■ Direction:
Repeat, exactly and alone, every line from the line that contains "Output the text content of this document." to the end of the entries.

Dataset items
BEGIN

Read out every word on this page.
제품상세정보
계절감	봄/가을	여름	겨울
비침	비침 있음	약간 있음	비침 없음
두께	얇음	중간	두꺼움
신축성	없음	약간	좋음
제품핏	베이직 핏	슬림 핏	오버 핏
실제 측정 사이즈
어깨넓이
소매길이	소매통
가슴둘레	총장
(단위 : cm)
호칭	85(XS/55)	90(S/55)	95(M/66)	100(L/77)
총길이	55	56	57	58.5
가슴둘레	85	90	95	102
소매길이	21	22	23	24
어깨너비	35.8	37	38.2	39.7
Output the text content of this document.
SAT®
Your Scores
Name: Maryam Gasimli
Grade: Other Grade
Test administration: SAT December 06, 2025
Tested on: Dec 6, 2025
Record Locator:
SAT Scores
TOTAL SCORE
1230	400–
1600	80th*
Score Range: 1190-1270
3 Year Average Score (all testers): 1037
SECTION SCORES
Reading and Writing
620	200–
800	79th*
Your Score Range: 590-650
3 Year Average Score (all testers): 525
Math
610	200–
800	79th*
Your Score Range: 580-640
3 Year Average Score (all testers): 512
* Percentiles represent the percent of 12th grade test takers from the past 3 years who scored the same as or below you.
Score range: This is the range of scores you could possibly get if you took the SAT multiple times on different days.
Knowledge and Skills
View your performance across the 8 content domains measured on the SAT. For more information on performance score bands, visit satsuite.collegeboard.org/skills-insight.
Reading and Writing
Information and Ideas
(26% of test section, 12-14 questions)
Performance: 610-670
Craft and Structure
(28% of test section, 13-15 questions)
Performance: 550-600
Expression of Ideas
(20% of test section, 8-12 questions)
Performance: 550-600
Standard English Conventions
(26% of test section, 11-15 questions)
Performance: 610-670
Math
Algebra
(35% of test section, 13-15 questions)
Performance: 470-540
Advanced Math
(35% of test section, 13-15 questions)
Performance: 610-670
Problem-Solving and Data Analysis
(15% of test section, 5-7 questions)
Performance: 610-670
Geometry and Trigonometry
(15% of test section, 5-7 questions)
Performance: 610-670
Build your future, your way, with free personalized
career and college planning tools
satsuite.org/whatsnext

END

■ Answer to the task:
Output the text content of this document.
SAT®
Your Scores
Name: Maryam Gasimli
Grade: Other Grade
Test administration: SAT December 06, 2025
Tested on: Dec 6, 2025
Record Locator:
SAT Scores
TOTAL SCORE
1230	400–
1600	80th*
Score Range: 1190-1270
3 Year Average Score (all testers): 1037
SECTION SCORES
Reading and Writing
620	200–
800	79th*
Your Score Range: 590-650
3 Year Average Score (all testers): 525
Math
610	200–
800	79th*
Your Score Range: 580-640
3 Year Average Score (all testers): 512
* Percentiles represent the percent of 12th grade test takers from the past 3 years who scored the same as or below you.
Score range: This is the range of scores you could possibly get if you took the SAT multiple times on different days.
Knowledge and Skills
View your performance across the 8 content domains measured on the SAT. For more information on performance score bands, visit satsuite.collegeboard.org/skills-insight.
Reading and Writing
Information and Ideas
(26% of test section, 12-14 questions)
Performance: 610-670
Craft and Structure
(28% of test section, 13-15 questions)
Performance: 550-600
Expression of Ideas
(20% of test section, 8-12 questions)
Performance: 550-600
Standard English Conventions
(26% of test section, 11-15 questions)
Performance: 610-670
Math
Algebra
(35% of test section, 13-15 questions)
Performance: 470-540
Advanced Math
(35% of test section, 13-15 questions)
Performance: 610-670
Problem-Solving and Data Analysis
(15% of test section, 5-7 questions)
Performance: 610-670
Geometry and Trigonometry
(15% of test section, 5-7 questions)
Performance: 610-670
Build your future, your way, with free personalized
career and college planning tools
satsuite.org/whatsnext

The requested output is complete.